(Collected data entries)
* begin *
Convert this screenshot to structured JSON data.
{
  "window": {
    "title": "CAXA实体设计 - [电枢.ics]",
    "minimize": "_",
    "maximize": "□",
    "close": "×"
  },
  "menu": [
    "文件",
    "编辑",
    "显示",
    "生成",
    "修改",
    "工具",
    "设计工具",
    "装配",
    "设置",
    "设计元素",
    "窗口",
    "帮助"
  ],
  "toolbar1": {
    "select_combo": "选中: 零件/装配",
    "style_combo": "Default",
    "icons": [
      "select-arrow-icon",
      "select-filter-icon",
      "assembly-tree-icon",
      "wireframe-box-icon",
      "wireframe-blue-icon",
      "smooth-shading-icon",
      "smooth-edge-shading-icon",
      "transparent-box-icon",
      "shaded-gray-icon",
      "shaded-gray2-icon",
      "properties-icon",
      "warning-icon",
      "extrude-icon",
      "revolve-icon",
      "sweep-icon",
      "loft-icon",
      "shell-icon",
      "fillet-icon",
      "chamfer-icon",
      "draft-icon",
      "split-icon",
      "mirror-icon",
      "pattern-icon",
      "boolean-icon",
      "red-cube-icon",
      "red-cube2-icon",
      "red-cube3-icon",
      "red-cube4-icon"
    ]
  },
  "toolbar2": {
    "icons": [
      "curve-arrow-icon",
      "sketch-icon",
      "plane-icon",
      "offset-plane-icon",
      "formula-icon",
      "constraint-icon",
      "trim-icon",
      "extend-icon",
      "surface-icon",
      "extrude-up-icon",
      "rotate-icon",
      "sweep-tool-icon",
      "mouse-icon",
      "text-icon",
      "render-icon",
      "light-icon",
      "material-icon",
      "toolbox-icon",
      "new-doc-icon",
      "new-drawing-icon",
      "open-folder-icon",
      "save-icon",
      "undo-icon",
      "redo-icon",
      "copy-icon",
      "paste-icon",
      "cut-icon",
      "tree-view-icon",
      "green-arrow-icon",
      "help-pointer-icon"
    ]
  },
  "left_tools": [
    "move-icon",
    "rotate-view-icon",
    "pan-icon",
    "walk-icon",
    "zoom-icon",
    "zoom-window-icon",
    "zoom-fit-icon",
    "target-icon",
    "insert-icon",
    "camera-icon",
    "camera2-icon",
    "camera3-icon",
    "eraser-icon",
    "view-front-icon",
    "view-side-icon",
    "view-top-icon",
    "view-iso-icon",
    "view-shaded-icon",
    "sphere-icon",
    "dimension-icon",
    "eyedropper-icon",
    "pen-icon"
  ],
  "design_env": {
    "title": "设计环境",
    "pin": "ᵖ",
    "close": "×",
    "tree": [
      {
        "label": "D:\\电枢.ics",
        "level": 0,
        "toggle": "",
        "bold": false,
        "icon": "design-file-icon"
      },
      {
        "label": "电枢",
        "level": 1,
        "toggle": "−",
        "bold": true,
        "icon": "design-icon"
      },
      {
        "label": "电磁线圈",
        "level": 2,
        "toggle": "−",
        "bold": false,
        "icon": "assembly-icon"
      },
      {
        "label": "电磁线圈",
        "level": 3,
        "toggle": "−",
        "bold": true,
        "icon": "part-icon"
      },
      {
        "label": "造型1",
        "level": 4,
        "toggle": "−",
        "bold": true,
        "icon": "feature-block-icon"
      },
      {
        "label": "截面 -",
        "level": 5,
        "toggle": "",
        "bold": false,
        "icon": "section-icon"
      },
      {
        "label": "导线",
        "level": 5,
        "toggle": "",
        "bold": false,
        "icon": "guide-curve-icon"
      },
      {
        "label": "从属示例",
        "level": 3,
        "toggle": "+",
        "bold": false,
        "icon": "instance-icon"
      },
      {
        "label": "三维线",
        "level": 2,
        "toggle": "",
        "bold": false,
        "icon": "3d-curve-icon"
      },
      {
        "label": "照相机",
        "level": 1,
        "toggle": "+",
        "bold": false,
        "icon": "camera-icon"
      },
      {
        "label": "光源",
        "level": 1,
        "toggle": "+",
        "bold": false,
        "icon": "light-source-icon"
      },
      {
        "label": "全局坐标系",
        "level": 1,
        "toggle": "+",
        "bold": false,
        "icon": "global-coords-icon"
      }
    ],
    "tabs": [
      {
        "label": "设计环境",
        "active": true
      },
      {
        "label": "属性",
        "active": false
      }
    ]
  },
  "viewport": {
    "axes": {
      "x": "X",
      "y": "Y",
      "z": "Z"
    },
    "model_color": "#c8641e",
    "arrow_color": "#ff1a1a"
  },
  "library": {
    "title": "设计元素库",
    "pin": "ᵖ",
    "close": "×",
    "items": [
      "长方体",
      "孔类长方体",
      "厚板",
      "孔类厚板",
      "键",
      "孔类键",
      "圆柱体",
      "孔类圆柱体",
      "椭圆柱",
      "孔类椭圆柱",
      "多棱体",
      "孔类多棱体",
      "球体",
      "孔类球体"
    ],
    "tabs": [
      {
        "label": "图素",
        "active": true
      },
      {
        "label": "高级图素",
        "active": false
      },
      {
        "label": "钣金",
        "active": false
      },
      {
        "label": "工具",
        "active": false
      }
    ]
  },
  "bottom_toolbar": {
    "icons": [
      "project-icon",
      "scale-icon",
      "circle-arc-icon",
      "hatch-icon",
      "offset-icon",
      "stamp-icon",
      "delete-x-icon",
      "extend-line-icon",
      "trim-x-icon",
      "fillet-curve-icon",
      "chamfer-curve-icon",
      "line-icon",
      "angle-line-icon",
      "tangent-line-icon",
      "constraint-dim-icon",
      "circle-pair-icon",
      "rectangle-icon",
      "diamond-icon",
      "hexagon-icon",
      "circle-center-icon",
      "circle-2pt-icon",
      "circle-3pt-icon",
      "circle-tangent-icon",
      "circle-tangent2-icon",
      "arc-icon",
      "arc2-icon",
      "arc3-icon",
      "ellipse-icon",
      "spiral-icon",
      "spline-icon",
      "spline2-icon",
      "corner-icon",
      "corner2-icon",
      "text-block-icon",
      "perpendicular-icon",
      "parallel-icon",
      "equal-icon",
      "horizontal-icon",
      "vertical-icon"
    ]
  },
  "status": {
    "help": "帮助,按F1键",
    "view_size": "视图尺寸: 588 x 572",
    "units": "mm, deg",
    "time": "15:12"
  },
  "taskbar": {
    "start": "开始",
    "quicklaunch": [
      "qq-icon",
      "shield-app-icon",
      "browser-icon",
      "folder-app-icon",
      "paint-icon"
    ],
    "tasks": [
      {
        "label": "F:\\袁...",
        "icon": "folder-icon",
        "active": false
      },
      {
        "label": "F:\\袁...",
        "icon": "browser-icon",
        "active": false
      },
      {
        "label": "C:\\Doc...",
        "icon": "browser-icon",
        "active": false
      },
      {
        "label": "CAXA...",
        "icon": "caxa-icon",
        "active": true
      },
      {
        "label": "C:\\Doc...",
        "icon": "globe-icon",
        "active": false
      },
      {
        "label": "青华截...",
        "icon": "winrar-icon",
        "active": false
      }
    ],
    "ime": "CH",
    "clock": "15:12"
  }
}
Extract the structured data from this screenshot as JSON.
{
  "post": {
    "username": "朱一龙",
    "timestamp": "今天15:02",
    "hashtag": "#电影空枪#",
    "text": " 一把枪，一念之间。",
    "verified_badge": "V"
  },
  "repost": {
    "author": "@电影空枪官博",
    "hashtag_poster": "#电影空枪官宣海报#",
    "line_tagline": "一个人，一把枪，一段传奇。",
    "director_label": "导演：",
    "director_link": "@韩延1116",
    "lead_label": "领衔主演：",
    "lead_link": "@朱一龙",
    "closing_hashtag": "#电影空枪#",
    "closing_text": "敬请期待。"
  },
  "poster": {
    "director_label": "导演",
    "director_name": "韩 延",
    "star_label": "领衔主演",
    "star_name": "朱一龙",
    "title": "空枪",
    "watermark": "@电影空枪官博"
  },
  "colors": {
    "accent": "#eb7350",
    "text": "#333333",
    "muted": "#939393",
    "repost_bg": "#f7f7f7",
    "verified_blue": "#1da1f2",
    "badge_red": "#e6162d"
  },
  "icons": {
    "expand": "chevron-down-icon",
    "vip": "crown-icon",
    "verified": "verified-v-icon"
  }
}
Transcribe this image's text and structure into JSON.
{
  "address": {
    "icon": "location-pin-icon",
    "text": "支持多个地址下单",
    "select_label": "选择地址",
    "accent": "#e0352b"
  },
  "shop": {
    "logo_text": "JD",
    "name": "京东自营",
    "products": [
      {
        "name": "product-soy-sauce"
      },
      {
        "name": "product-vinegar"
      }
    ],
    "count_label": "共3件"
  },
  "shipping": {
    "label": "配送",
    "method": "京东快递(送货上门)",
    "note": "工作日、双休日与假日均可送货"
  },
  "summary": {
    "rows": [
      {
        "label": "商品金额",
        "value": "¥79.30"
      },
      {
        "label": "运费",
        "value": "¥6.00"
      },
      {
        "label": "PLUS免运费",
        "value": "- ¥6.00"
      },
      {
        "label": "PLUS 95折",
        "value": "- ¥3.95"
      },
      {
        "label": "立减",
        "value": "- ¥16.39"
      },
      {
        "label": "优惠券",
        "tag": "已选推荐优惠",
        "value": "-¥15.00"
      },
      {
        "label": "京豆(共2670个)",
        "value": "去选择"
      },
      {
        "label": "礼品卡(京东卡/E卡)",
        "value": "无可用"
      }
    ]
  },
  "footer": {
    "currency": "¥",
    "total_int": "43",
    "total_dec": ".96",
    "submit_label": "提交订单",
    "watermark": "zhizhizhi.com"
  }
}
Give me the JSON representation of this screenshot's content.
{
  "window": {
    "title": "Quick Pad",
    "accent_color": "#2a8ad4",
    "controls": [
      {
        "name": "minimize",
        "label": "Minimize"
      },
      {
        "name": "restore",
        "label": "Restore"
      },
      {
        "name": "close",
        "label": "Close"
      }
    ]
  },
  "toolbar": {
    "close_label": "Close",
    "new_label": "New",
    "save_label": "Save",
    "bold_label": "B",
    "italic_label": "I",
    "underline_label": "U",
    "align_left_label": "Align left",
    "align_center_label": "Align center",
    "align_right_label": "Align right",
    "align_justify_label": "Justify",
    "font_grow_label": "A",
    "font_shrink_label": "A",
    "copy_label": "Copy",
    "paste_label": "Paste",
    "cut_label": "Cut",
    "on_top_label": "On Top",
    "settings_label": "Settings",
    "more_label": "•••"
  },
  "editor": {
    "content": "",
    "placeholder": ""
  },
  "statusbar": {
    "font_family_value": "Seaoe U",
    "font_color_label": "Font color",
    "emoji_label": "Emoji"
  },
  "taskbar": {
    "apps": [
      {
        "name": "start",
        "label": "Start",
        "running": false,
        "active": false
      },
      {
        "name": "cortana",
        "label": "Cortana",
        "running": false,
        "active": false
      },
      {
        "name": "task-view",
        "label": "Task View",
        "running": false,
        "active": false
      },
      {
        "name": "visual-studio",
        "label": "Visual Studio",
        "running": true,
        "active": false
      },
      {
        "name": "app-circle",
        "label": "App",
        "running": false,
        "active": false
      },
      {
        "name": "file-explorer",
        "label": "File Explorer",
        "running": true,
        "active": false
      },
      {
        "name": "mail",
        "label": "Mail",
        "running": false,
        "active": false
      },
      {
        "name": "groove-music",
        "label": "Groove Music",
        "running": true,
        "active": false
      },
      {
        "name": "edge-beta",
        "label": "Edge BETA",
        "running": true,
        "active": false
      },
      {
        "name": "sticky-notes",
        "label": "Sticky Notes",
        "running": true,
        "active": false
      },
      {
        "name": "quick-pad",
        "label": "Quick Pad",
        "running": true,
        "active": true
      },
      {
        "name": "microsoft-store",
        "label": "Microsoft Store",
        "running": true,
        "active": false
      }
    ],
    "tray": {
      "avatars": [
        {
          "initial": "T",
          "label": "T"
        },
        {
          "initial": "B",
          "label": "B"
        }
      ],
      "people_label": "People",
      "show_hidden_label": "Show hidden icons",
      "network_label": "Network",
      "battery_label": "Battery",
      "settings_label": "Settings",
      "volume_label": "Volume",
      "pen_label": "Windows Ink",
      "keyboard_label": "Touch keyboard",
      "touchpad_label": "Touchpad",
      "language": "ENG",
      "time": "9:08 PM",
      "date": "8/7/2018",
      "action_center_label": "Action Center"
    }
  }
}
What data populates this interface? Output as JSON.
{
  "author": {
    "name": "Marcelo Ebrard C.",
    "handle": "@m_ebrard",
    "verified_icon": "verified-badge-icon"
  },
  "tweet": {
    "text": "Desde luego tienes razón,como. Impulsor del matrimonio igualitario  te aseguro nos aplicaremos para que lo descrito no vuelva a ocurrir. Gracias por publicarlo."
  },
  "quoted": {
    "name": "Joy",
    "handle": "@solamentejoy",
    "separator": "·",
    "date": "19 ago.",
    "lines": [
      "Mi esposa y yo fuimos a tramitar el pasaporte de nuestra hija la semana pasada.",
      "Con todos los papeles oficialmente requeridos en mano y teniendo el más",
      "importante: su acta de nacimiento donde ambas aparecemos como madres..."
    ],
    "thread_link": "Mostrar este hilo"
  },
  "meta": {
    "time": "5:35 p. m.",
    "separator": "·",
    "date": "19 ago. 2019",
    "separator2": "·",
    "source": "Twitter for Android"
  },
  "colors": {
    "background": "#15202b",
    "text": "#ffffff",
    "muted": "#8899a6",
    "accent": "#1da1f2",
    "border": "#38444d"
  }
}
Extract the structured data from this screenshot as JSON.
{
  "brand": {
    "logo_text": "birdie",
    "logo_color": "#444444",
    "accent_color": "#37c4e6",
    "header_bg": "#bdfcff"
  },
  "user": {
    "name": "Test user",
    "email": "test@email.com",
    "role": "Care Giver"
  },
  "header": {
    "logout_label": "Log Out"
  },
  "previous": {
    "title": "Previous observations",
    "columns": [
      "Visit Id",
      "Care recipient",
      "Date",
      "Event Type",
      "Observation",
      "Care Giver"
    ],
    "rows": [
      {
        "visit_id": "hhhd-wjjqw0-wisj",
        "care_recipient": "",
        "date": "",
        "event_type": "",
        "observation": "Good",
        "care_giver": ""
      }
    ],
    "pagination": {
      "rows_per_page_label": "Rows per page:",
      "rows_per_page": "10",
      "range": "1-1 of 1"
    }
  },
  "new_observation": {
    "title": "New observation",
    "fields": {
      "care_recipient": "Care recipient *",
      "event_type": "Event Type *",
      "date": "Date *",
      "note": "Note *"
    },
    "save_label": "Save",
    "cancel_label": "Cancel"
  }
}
* end *
REQUEST >>
Copy every line of the listing that includes the string "shaded".

TASK OUTPUT >>
      "shaded-gray-icon",
      "shaded-gray2-icon",
    "view-shaded-icon",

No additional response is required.